WHAT YOU NEED TO DO »
Tally the lines of the listing that contain the string "title". Give the number and nothing else.

Dataset rows about figures
---------------
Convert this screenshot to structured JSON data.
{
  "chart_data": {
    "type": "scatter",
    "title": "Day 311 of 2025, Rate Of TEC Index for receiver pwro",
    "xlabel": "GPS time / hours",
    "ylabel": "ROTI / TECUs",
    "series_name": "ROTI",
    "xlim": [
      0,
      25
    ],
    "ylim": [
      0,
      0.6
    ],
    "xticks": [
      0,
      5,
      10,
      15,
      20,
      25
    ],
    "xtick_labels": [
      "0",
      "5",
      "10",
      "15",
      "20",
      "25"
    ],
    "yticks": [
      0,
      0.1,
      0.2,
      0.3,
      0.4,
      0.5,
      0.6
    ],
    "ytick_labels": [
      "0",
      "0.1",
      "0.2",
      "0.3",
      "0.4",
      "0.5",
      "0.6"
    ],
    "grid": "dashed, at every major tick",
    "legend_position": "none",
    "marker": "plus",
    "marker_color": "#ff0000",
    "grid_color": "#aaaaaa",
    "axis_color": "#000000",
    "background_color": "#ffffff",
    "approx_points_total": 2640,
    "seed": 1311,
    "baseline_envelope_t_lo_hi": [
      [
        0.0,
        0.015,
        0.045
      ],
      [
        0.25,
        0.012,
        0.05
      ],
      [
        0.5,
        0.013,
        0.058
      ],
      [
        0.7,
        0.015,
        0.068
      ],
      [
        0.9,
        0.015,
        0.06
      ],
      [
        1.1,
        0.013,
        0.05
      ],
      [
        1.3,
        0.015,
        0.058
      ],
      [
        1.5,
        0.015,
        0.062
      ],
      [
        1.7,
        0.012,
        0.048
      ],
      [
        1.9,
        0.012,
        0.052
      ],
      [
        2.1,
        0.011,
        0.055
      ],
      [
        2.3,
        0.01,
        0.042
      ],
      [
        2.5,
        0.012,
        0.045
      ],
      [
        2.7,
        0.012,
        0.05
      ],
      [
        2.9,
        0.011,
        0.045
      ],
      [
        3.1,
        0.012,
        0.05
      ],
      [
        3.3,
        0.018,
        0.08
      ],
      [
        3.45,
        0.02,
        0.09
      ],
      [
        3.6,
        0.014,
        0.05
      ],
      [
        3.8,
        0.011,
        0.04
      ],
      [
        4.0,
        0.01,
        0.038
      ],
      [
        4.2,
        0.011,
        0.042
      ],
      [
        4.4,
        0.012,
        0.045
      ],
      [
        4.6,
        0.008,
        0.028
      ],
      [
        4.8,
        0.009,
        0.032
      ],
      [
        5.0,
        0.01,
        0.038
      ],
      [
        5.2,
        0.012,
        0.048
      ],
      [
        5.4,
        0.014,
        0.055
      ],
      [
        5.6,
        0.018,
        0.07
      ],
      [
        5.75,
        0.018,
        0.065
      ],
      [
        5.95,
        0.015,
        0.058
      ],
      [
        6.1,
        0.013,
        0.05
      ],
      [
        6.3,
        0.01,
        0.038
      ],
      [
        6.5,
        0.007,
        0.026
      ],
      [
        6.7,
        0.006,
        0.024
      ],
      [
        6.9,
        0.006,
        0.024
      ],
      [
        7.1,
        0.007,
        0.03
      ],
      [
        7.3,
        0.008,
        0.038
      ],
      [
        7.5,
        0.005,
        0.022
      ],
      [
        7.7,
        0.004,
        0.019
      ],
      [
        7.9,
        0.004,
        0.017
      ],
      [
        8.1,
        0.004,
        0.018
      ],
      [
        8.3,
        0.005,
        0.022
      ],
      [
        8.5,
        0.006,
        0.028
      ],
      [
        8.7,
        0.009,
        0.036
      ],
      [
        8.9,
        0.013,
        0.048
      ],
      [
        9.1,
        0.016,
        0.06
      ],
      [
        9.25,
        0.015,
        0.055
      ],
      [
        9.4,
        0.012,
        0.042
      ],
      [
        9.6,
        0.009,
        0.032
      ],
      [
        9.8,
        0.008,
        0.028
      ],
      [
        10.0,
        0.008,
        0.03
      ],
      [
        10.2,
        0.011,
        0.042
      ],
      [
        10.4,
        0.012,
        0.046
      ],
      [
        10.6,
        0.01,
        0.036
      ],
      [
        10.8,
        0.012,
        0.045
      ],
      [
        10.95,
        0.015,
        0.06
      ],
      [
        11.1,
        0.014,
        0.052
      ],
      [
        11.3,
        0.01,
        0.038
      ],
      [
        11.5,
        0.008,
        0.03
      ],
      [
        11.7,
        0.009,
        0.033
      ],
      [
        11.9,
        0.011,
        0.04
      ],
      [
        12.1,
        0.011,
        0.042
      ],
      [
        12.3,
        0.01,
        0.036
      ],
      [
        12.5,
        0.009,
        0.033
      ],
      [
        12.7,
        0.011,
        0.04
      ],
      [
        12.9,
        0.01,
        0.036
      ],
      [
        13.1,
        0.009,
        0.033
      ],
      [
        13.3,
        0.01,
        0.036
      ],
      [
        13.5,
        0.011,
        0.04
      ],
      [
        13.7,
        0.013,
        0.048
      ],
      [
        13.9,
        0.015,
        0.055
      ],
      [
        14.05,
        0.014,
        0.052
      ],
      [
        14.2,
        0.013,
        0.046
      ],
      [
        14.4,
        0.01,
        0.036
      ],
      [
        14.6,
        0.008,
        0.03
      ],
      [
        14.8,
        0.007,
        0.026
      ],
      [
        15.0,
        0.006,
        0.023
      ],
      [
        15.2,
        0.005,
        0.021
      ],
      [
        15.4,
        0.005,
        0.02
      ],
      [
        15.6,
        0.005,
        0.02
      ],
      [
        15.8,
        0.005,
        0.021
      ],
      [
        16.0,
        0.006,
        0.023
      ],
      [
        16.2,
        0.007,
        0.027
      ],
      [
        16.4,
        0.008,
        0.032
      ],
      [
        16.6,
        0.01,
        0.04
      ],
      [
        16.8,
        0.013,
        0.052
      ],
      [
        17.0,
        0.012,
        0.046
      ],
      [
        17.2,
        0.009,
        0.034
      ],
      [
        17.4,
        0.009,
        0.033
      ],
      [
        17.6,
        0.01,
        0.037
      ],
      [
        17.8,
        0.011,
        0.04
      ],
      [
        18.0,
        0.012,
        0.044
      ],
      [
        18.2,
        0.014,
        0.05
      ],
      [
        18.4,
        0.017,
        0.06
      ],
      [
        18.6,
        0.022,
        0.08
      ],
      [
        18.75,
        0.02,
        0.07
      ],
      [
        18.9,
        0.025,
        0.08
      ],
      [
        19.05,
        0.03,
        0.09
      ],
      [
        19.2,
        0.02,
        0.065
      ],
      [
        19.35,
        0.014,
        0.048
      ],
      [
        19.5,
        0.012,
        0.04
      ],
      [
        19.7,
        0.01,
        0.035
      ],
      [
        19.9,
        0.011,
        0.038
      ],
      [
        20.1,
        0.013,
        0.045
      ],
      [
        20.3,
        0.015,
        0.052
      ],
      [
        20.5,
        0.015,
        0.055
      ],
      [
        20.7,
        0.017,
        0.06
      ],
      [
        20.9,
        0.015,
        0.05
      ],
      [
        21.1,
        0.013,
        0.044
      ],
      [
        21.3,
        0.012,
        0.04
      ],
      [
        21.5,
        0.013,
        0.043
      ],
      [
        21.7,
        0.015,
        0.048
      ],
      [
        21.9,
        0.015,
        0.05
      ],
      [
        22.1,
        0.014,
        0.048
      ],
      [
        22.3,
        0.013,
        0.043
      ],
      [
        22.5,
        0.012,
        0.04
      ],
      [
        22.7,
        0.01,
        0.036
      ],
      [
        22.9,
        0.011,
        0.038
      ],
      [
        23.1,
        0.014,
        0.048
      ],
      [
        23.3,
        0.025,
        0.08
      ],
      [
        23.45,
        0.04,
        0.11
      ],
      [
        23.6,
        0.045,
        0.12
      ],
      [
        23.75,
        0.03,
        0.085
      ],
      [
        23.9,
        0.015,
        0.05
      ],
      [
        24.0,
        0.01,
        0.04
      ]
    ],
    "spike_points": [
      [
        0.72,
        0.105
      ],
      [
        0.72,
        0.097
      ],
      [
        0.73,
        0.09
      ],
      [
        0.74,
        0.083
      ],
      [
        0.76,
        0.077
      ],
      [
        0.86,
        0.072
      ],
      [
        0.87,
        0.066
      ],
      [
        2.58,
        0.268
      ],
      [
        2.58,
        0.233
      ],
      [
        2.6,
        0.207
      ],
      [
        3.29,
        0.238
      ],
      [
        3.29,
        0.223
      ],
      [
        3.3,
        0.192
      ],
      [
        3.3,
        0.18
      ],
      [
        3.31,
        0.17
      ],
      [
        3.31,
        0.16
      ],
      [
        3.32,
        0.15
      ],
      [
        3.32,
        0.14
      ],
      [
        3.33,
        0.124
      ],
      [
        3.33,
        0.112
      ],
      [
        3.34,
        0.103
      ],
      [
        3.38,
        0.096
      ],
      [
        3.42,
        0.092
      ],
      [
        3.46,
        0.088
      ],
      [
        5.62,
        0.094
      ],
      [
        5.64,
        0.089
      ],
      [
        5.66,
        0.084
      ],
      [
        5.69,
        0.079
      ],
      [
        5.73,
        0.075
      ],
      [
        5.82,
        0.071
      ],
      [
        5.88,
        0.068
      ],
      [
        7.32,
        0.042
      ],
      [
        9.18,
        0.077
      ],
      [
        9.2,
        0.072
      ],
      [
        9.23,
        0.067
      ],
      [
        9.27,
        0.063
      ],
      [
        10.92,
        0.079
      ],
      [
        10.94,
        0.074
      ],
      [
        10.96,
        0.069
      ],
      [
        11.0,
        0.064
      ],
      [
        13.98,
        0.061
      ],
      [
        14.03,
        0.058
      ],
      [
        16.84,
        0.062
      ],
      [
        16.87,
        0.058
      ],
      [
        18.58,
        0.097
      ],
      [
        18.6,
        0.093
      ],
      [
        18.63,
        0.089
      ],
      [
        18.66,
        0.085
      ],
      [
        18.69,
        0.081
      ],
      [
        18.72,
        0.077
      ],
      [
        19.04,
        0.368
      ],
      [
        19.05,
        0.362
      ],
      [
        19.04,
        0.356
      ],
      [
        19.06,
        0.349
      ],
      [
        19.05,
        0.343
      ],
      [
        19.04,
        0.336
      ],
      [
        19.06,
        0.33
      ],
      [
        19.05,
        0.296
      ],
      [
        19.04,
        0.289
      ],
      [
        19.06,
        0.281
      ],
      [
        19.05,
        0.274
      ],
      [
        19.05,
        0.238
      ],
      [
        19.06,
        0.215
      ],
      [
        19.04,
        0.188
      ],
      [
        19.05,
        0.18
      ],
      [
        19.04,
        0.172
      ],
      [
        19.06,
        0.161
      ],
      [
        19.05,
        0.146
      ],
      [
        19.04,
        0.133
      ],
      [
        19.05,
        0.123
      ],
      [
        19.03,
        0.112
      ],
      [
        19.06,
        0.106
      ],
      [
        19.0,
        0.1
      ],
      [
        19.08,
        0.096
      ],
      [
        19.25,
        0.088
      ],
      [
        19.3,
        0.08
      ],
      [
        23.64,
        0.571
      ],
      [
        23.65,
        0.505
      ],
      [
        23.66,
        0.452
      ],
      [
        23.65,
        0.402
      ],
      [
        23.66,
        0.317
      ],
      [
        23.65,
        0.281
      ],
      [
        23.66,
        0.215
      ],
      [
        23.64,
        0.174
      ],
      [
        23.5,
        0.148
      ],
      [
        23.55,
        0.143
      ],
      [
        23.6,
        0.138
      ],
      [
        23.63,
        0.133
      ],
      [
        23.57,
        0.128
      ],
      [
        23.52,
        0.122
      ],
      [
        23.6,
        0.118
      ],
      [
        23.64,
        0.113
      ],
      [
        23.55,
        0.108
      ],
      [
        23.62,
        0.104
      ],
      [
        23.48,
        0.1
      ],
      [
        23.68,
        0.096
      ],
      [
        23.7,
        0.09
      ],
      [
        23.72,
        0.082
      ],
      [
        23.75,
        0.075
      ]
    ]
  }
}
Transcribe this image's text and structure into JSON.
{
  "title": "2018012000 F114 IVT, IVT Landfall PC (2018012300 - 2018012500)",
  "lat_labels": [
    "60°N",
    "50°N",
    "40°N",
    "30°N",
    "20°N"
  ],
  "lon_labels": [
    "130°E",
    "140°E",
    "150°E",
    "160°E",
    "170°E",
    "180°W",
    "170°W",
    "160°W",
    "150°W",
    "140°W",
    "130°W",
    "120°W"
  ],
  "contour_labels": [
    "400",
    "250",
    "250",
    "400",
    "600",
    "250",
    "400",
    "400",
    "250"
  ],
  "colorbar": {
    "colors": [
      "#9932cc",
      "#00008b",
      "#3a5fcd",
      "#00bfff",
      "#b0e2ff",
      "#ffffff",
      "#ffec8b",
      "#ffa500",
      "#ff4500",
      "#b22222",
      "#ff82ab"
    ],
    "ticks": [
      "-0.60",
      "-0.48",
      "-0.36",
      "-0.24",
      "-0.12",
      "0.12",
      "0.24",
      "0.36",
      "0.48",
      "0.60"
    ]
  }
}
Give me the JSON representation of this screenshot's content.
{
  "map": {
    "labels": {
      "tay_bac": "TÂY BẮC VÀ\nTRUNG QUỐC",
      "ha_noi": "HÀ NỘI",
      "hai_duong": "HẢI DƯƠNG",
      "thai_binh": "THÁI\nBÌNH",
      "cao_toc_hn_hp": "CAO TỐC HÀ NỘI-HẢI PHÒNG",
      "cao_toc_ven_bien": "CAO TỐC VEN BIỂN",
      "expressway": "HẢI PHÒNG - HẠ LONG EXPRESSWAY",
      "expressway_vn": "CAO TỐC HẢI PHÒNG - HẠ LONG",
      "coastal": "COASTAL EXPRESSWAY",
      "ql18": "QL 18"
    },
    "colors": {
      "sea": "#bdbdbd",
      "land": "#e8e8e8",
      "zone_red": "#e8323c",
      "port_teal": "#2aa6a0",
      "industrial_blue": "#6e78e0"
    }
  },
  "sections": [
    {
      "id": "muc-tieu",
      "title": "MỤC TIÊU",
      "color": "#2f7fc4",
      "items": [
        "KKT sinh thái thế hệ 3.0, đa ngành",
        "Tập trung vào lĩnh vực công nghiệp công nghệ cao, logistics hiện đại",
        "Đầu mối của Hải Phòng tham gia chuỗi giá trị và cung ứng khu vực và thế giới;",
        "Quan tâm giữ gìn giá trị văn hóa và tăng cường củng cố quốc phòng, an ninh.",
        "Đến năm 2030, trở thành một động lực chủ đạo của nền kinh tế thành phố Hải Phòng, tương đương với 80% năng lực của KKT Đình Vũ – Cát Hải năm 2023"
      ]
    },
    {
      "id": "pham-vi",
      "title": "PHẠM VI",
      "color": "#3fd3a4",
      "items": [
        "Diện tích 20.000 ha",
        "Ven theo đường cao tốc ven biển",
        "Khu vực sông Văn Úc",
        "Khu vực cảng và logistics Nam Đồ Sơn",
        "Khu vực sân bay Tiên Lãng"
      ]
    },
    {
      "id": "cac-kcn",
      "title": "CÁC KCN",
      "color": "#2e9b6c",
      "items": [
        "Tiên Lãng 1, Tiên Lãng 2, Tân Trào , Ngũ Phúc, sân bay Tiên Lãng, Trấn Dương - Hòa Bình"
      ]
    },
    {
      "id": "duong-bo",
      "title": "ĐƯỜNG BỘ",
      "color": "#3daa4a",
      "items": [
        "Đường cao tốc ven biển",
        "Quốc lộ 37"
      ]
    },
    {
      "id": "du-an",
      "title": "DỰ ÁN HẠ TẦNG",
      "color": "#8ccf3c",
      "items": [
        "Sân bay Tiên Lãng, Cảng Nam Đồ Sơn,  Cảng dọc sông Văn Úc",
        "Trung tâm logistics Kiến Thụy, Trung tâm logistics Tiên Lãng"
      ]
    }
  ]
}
---------------
THE OUTPUT »
7